### [Material provided]

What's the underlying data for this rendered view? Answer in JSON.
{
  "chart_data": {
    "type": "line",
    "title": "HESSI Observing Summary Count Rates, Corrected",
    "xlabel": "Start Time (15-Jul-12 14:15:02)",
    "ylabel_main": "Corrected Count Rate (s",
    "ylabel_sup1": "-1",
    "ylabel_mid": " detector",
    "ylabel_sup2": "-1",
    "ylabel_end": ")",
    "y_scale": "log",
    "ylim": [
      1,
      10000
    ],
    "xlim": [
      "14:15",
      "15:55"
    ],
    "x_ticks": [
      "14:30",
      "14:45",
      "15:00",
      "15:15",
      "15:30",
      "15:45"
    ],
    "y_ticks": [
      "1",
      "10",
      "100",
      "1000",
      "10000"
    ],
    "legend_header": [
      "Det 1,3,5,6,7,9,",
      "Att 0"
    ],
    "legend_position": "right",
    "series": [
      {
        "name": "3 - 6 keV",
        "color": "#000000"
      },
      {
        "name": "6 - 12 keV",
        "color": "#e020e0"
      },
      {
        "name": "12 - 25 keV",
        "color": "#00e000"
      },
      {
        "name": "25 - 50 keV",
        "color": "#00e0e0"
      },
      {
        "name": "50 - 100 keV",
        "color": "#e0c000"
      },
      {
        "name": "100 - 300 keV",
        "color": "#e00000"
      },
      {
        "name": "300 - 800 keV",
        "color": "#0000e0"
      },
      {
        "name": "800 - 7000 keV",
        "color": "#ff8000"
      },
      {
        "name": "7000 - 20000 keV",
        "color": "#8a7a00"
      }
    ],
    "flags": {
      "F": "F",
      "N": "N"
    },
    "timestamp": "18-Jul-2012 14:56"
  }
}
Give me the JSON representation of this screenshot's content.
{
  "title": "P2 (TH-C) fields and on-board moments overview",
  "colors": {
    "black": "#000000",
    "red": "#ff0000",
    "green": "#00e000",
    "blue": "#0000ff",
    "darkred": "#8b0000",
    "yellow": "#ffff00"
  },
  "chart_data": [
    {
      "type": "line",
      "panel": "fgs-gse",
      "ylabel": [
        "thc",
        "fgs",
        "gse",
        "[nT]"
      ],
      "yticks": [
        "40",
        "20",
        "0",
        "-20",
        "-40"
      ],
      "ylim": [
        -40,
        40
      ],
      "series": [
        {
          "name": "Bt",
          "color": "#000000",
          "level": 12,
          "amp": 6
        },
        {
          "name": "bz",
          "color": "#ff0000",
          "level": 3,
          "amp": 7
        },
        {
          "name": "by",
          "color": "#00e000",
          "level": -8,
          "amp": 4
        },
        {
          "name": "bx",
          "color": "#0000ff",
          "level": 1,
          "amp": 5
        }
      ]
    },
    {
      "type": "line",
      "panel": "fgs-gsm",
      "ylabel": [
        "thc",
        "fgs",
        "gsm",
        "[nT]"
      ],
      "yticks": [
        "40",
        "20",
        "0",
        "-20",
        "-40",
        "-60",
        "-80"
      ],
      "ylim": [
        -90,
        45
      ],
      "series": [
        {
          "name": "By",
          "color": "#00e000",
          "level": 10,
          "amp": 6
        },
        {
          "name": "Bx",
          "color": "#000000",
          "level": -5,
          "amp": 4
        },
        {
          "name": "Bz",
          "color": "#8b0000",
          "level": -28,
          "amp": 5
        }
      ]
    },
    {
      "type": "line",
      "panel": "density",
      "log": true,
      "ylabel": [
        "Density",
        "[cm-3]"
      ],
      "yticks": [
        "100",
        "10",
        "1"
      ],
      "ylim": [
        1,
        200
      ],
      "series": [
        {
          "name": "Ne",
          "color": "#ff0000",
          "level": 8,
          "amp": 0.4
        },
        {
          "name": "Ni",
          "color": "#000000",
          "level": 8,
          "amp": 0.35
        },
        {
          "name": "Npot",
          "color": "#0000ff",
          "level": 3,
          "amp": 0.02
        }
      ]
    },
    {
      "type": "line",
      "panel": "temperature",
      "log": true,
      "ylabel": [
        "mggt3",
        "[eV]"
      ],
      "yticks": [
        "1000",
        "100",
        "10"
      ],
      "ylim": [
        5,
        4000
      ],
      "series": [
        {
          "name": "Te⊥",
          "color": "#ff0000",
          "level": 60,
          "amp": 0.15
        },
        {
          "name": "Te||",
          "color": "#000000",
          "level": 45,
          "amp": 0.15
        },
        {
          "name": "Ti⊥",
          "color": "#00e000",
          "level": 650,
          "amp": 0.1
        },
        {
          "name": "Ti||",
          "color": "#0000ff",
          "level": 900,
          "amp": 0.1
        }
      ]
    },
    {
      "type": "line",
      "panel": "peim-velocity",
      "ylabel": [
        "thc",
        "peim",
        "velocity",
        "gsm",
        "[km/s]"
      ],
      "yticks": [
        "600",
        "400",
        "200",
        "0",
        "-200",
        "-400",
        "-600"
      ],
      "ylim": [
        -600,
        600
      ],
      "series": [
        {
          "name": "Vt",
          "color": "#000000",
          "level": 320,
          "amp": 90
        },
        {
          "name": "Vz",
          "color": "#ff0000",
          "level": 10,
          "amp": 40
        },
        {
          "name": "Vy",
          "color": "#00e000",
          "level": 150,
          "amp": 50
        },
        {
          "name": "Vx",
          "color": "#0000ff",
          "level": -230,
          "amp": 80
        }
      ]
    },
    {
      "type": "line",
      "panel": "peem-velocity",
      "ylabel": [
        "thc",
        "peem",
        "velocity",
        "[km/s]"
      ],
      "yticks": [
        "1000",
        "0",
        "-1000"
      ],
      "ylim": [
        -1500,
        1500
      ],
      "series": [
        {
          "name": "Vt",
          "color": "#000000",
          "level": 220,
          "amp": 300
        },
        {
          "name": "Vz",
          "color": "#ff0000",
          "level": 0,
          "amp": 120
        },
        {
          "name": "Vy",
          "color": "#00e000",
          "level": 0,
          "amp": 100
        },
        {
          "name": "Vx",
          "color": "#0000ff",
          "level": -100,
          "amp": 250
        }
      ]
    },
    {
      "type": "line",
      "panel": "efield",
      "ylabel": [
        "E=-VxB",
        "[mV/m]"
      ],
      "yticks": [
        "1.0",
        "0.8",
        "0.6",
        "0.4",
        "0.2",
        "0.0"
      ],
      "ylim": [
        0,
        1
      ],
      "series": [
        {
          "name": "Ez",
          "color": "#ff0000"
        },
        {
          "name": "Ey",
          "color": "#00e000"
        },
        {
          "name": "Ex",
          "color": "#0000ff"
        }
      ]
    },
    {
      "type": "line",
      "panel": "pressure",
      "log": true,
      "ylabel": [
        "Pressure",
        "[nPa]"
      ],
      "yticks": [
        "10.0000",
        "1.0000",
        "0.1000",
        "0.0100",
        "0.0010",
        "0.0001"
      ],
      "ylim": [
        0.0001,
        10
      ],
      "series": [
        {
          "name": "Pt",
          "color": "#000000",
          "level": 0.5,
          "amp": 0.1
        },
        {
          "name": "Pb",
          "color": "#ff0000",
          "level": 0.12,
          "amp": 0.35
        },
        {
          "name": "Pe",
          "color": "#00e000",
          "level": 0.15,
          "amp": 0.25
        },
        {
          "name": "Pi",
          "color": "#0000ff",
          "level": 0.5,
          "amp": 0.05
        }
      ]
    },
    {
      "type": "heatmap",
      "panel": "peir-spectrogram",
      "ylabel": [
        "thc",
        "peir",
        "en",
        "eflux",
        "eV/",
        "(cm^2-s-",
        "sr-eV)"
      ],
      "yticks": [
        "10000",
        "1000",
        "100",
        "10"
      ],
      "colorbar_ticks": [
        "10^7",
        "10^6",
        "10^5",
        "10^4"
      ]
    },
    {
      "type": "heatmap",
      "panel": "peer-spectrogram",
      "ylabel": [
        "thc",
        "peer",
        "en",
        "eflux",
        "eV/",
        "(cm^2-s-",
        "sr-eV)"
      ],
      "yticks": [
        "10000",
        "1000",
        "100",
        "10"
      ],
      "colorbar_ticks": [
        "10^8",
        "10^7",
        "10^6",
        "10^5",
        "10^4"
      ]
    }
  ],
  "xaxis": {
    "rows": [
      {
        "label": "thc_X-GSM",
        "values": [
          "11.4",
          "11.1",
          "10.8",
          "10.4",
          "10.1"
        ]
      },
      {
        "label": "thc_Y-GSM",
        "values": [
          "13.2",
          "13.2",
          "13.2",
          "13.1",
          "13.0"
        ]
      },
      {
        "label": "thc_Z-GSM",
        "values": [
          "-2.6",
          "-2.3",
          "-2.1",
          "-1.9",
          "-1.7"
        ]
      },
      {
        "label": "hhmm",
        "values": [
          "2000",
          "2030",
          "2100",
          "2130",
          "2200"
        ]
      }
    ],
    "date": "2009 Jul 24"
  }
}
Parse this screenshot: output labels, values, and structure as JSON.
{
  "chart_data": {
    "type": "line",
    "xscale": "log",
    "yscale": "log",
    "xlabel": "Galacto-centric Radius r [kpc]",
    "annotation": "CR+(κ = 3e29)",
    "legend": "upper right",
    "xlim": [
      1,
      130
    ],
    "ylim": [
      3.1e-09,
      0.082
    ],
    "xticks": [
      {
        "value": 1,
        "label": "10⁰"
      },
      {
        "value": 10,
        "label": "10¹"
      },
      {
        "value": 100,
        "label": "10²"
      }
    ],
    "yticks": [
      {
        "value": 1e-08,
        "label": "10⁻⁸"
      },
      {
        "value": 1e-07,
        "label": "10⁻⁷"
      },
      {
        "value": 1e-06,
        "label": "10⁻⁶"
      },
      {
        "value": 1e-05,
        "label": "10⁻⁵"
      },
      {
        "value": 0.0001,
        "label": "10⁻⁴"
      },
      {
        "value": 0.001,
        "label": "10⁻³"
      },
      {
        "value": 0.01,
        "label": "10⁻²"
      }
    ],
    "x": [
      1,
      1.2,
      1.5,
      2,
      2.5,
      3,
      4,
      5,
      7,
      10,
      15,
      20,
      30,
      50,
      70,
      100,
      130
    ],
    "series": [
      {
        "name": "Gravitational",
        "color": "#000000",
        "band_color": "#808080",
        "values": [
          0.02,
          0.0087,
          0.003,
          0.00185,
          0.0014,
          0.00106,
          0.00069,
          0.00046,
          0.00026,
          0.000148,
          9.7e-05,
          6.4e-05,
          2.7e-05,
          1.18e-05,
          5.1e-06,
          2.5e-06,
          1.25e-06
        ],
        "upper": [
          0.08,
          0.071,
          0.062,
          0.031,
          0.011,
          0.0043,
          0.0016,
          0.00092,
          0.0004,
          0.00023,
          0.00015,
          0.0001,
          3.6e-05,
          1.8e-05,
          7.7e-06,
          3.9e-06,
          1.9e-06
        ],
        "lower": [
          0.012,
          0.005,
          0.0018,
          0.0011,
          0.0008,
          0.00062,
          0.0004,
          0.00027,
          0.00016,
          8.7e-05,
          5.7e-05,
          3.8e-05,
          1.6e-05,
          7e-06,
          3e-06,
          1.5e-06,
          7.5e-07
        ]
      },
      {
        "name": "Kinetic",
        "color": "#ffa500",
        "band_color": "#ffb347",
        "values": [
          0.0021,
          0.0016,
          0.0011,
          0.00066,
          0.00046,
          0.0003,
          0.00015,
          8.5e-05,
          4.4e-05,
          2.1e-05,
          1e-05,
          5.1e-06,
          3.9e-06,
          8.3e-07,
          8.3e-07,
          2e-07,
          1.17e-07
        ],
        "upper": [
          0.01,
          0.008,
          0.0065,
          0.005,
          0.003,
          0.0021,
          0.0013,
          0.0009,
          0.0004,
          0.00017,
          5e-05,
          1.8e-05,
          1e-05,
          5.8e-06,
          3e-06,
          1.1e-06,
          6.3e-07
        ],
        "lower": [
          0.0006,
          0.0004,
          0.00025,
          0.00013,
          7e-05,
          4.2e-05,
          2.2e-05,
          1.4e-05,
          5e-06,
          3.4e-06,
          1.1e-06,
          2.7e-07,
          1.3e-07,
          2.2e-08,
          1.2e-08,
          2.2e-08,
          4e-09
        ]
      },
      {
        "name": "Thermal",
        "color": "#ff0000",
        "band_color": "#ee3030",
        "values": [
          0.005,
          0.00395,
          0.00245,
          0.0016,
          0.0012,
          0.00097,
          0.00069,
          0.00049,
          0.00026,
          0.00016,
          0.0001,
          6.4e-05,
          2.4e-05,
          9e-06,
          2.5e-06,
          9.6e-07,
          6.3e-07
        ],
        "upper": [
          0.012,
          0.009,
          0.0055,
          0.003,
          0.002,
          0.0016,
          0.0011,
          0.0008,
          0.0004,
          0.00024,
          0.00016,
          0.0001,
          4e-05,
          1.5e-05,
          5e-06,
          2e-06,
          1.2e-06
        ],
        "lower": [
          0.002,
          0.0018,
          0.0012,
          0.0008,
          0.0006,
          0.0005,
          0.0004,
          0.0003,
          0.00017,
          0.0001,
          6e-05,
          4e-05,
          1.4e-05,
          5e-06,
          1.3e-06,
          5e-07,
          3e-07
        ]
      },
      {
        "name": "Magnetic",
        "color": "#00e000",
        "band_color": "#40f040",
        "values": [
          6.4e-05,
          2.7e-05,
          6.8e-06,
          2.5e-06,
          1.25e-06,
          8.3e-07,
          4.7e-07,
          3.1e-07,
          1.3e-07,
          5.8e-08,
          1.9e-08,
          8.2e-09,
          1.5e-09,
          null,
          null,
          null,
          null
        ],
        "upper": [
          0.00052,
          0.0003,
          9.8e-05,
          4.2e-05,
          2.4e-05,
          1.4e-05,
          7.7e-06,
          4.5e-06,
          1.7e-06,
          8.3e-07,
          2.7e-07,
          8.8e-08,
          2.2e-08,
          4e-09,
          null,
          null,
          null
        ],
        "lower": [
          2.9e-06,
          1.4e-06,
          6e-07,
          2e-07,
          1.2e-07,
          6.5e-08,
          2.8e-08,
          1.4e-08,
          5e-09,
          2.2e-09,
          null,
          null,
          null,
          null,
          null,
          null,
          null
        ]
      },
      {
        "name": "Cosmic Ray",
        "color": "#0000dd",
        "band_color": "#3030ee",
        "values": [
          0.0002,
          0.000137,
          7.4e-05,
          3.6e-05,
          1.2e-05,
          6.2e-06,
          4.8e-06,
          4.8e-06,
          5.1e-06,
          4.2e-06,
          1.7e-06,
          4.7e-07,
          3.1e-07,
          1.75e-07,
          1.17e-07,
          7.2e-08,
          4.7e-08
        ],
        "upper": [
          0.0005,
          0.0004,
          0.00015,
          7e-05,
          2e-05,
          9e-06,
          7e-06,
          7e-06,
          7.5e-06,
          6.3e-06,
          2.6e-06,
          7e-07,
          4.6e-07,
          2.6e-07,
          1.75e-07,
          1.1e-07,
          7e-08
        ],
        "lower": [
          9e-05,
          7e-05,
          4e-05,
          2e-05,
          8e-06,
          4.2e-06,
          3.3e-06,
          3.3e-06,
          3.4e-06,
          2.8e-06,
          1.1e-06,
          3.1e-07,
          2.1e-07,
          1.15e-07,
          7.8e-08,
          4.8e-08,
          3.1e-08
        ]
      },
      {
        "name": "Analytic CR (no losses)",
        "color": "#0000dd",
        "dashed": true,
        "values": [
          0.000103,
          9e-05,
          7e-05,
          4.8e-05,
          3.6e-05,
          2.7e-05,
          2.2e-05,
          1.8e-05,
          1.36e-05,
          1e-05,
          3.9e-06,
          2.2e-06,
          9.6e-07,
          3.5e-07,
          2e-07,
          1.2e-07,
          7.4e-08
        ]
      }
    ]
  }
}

### [What you need to do]
State how many lines of the records above contain the word "JSON", giving only that number.

### [Solution]
3